The problem >> Return the whole listing, keeping every character the same.

Dataset entries on figures
○ ○ ○

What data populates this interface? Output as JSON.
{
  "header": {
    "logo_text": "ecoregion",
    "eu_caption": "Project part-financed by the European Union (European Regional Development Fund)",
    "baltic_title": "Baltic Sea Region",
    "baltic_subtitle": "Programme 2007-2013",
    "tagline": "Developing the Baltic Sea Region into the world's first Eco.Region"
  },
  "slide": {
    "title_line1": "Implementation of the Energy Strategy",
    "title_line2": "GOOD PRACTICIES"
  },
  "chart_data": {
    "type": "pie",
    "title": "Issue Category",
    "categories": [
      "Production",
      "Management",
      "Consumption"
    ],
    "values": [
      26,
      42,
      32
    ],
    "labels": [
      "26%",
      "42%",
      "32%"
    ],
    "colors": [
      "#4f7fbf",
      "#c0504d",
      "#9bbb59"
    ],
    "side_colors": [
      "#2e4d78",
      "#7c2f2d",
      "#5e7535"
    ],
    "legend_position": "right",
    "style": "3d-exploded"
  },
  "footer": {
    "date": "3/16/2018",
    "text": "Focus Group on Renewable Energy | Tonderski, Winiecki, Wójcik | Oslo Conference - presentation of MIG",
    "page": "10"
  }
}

○ ○ ○

Complete answer >>
What data populates this interface? Output as JSON.
{
  "header": {
    "logo_text": "ecoregion",
    "eu_caption": "Project part-financed by the European Union (European Regional Development Fund)",
    "baltic_title": "Baltic Sea Region",
    "baltic_subtitle": "Programme 2007-2013",
    "tagline": "Developing the Baltic Sea Region into the world's first Eco.Region"
  },
  "slide": {
    "title_line1": "Implementation of the Energy Strategy",
    "title_line2": "GOOD PRACTICIES"
  },
  "chart_data": {
    "type": "pie",
    "title": "Issue Category",
    "categories": [
      "Production",
      "Management",
      "Consumption"
    ],
    "values": [
      26,
      42,
      32
    ],
    "labels": [
      "26%",
      "42%",
      "32%"
    ],
    "colors": [
      "#4f7fbf",
      "#c0504d",
      "#9bbb59"
    ],
    "side_colors": [
      "#2e4d78",
      "#7c2f2d",
      "#5e7535"
    ],
    "legend_position": "right",
    "style": "3d-exploded"
  },
  "footer": {
    "date": "3/16/2018",
    "text": "Focus Group on Renewable Energy | Tonderski, Winiecki, Wójcik | Oslo Conference - presentation of MIG",
    "page": "10"
  }
}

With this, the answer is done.